• [Goal] Reproduce the listing word for word, leaving every picture behind.

• [Data lines]
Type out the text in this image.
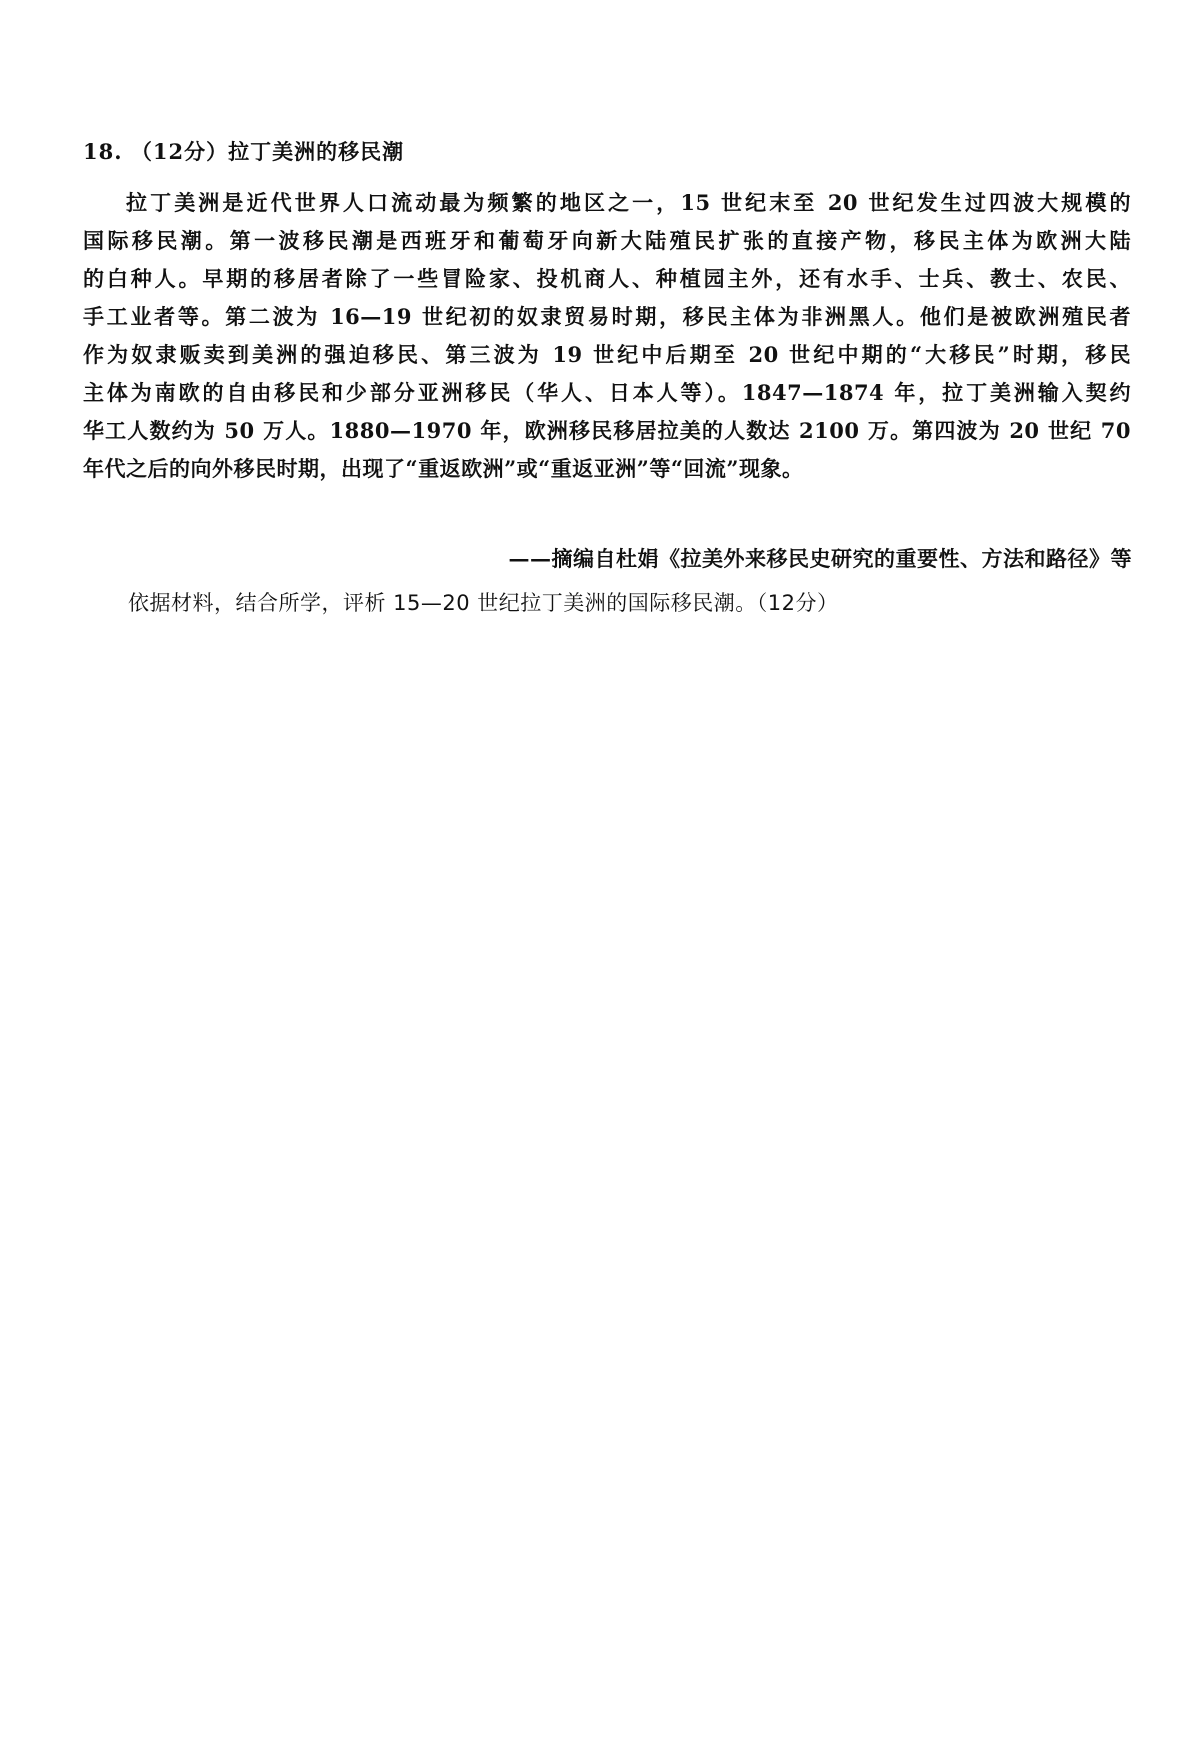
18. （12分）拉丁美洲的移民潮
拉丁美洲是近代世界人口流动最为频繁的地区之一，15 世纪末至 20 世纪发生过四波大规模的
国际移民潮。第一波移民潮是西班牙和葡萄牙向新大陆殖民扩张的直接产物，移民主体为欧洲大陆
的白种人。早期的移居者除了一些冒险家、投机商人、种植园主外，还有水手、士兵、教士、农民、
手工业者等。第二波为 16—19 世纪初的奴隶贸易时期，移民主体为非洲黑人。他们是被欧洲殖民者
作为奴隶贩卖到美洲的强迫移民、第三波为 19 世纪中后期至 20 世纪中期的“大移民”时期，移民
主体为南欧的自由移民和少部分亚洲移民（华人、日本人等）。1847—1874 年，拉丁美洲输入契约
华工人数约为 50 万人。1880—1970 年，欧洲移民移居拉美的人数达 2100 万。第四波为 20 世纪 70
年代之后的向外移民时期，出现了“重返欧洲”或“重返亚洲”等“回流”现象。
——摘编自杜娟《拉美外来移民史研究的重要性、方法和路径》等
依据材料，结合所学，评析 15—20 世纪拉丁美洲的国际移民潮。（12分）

• [Exercise response]
Type out the text in this image.
18. （12分）拉丁美洲的移民潮
拉丁美洲是近代世界人口流动最为频繁的地区之一，15 世纪末至 20 世纪发生过四波大规模的
国际移民潮。第一波移民潮是西班牙和葡萄牙向新大陆殖民扩张的直接产物，移民主体为欧洲大陆
的白种人。早期的移居者除了一些冒险家、投机商人、种植园主外，还有水手、士兵、教士、农民、
手工业者等。第二波为 16—19 世纪初的奴隶贸易时期，移民主体为非洲黑人。他们是被欧洲殖民者
作为奴隶贩卖到美洲的强迫移民、第三波为 19 世纪中后期至 20 世纪中期的“大移民”时期，移民
主体为南欧的自由移民和少部分亚洲移民（华人、日本人等）。1847—1874 年，拉丁美洲输入契约
华工人数约为 50 万人。1880—1970 年，欧洲移民移居拉美的人数达 2100 万。第四波为 20 世纪 70
年代之后的向外移民时期，出现了“重返欧洲”或“重返亚洲”等“回流”现象。
——摘编自杜娟《拉美外来移民史研究的重要性、方法和路径》等
依据材料，结合所学，评析 15—20 世纪拉丁美洲的国际移民潮。（12分）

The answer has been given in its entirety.